* _Material for this exercise_

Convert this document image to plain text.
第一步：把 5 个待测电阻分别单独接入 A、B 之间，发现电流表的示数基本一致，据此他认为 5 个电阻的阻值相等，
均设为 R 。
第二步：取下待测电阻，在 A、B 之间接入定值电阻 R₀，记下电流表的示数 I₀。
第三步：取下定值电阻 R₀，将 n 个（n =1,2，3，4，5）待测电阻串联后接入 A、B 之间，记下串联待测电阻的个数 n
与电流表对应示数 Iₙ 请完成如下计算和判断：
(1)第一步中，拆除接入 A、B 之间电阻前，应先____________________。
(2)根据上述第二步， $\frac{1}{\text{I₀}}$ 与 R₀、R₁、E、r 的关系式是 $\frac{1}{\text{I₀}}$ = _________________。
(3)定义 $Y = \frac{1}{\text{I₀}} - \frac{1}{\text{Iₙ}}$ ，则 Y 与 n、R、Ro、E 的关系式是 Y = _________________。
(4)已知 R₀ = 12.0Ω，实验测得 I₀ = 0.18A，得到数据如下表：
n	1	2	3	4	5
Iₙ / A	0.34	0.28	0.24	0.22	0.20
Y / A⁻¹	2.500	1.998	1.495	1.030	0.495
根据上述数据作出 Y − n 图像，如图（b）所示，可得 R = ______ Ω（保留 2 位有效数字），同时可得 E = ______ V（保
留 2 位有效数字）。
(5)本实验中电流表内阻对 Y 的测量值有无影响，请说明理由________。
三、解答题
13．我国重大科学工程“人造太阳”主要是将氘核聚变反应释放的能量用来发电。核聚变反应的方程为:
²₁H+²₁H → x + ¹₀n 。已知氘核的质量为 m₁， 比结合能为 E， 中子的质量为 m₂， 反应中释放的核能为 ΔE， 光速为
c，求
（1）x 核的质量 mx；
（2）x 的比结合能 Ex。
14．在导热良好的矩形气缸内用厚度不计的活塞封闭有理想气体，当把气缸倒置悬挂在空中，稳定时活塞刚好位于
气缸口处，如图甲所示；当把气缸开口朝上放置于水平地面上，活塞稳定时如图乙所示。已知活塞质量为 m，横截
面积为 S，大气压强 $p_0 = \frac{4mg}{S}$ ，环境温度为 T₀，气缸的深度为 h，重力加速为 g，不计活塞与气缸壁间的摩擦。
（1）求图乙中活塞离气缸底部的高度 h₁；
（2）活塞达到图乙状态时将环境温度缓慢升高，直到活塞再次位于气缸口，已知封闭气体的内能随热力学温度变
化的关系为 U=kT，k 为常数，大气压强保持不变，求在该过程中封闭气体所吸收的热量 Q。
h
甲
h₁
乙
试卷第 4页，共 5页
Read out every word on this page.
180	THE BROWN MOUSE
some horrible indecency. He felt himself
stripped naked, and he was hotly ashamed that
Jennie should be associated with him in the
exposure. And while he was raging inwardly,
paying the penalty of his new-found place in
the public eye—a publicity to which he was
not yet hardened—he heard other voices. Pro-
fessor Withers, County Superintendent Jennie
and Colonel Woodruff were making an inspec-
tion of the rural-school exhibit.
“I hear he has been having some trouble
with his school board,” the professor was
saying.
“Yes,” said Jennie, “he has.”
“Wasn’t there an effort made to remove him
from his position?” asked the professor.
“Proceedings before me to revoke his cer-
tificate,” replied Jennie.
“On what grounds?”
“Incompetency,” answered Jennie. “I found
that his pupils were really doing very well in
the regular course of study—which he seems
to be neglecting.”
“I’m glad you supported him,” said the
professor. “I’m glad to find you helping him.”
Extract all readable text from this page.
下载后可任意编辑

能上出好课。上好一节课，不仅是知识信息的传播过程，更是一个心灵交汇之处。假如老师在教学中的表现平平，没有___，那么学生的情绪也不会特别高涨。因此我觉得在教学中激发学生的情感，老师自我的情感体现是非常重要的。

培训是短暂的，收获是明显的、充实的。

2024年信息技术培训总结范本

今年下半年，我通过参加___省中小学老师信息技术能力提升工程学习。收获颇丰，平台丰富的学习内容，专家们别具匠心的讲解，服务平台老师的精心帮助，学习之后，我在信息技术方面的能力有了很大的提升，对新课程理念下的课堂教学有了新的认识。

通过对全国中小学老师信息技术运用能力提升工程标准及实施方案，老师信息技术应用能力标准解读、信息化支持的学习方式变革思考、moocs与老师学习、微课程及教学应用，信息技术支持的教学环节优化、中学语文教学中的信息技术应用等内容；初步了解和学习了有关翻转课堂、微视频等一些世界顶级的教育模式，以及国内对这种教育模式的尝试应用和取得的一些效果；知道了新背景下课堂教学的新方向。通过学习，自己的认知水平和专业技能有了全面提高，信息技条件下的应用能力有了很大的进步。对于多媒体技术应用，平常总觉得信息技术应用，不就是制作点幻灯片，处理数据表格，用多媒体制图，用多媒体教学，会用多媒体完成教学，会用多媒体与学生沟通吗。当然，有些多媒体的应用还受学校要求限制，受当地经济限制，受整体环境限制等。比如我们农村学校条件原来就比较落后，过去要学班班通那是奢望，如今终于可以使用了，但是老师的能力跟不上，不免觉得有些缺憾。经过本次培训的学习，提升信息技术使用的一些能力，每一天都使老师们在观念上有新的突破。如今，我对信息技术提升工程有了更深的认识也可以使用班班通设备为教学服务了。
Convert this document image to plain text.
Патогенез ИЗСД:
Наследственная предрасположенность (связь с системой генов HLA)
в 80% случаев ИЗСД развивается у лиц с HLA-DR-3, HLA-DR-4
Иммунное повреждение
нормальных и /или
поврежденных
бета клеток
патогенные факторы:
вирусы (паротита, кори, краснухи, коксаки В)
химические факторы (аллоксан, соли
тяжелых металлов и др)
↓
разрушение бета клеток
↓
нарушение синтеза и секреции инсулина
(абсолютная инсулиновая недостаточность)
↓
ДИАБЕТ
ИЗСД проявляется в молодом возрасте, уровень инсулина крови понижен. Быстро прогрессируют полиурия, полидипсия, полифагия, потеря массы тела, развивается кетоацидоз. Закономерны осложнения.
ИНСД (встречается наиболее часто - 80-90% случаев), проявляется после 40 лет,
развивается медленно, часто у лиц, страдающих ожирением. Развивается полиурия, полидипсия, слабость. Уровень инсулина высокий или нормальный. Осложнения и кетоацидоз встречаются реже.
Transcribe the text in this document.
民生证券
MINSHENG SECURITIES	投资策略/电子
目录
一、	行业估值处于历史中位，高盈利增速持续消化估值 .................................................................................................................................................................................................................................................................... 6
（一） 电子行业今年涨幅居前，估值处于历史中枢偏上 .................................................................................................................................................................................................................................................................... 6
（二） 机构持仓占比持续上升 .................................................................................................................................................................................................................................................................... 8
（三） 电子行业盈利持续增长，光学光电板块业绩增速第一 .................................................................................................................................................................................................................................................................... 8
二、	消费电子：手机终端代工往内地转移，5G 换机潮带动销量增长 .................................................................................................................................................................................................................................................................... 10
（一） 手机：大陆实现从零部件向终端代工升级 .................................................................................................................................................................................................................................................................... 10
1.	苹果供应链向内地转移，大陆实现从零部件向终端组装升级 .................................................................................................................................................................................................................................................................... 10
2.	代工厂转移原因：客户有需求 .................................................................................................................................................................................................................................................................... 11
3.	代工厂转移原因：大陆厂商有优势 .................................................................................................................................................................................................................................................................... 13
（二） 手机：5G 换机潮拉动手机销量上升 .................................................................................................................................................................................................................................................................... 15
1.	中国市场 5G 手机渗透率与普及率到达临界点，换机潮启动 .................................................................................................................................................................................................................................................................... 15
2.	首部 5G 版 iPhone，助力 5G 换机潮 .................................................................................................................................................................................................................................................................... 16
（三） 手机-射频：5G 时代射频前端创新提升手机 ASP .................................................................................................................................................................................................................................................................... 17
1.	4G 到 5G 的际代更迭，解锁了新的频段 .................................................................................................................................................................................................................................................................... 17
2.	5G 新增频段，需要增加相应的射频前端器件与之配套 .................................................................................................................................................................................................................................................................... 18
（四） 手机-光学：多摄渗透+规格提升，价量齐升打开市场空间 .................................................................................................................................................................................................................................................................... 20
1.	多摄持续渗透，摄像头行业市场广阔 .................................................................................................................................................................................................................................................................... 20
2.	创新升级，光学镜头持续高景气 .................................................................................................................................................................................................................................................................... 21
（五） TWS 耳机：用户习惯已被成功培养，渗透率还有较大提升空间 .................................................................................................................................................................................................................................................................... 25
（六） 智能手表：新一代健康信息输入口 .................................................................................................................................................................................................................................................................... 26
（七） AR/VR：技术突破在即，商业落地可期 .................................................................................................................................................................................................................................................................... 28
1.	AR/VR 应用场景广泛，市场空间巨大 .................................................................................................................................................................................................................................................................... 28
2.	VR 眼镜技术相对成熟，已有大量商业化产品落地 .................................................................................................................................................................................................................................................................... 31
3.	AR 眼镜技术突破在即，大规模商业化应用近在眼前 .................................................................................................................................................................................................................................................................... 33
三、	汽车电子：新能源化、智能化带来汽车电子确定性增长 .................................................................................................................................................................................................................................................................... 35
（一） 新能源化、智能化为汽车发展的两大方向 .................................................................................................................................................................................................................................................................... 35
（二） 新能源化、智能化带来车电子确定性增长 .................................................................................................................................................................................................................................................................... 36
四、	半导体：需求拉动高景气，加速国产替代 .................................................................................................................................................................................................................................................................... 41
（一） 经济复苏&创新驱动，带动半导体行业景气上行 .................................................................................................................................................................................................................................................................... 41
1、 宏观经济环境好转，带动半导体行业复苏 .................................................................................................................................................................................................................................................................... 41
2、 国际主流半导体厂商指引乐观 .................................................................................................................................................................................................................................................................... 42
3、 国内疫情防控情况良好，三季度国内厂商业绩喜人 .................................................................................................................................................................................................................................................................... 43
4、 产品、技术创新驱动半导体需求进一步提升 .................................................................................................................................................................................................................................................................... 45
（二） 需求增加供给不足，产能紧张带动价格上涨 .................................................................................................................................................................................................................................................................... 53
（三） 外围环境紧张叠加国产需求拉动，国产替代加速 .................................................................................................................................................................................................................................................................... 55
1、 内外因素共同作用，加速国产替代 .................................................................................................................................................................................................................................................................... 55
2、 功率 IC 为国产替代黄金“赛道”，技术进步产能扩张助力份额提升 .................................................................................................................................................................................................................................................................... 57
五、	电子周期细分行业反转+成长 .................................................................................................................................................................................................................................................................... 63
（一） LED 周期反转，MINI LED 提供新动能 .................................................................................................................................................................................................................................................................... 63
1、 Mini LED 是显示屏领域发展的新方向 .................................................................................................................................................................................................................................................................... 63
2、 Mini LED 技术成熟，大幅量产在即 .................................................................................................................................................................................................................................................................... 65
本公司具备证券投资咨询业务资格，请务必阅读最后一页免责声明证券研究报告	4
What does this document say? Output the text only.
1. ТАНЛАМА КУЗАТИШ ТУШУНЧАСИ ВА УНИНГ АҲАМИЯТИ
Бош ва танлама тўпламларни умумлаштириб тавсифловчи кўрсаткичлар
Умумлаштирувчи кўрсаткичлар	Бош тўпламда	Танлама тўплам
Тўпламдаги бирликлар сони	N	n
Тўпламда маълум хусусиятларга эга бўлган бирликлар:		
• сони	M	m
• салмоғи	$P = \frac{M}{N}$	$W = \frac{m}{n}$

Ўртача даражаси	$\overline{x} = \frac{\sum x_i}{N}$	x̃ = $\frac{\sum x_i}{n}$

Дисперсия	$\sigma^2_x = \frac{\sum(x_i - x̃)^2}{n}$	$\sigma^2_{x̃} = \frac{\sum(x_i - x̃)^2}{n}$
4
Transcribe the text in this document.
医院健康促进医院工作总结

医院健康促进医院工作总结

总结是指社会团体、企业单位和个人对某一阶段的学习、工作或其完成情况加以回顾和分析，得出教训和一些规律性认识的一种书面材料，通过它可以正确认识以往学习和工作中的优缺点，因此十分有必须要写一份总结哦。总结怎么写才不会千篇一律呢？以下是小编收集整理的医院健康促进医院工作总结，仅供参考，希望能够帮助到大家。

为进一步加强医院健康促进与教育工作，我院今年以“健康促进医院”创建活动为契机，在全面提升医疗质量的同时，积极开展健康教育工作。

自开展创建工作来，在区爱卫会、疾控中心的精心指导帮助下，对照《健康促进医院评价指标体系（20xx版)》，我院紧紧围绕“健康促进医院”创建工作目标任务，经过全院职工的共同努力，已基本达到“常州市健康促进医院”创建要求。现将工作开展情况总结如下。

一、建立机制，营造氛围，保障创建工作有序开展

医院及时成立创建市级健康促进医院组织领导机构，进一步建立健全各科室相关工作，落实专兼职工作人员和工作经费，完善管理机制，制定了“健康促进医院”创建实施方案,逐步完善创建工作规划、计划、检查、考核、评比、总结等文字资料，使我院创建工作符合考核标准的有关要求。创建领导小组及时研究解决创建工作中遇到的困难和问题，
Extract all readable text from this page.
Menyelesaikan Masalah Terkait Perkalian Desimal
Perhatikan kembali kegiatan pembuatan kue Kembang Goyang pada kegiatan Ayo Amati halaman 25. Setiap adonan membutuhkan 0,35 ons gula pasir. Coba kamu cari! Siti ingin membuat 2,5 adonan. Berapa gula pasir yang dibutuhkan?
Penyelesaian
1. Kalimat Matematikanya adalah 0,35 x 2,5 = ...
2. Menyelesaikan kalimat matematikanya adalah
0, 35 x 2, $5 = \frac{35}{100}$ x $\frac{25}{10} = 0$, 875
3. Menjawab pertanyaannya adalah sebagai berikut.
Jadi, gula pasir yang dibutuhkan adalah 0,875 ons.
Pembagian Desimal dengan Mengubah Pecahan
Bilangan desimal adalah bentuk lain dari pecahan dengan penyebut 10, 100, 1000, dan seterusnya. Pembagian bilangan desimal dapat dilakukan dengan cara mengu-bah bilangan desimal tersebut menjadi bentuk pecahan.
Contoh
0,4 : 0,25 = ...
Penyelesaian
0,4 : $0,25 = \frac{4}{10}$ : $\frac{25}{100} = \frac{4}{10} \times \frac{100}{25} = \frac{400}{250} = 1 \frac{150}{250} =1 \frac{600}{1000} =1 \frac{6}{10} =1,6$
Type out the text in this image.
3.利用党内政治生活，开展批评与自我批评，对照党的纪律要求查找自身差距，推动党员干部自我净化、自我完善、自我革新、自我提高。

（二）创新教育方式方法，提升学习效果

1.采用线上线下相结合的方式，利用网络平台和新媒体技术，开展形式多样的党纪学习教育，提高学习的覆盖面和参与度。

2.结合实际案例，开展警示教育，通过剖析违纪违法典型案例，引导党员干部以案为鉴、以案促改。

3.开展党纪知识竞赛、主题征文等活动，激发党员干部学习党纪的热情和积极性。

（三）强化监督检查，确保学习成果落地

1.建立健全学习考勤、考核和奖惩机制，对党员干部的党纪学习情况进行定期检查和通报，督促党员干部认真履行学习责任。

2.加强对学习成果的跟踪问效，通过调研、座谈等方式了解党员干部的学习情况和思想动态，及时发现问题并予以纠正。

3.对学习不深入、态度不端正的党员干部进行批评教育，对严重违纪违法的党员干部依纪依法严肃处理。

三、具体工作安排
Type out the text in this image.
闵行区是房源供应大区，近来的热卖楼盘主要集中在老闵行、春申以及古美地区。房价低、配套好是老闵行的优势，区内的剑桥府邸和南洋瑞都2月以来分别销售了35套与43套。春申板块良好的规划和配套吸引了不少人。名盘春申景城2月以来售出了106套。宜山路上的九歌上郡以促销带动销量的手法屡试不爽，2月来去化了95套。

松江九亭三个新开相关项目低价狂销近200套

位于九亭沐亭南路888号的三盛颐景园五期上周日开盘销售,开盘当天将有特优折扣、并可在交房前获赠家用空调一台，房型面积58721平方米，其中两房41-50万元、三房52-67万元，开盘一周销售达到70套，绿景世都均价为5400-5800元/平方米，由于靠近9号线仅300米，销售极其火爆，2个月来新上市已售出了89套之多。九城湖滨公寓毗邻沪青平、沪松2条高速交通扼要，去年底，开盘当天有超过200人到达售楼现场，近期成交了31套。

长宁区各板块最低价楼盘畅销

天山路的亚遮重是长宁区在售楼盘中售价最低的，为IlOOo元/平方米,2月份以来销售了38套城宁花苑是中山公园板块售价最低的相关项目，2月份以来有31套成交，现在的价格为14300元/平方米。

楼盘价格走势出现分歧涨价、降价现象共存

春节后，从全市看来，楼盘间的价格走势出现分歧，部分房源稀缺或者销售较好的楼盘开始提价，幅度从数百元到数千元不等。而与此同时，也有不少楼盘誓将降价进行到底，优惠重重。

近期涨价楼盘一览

* _Work instructions_
Count the lines in the entries above that include the string "adalah", then give only that figure.

* _Completed task_
5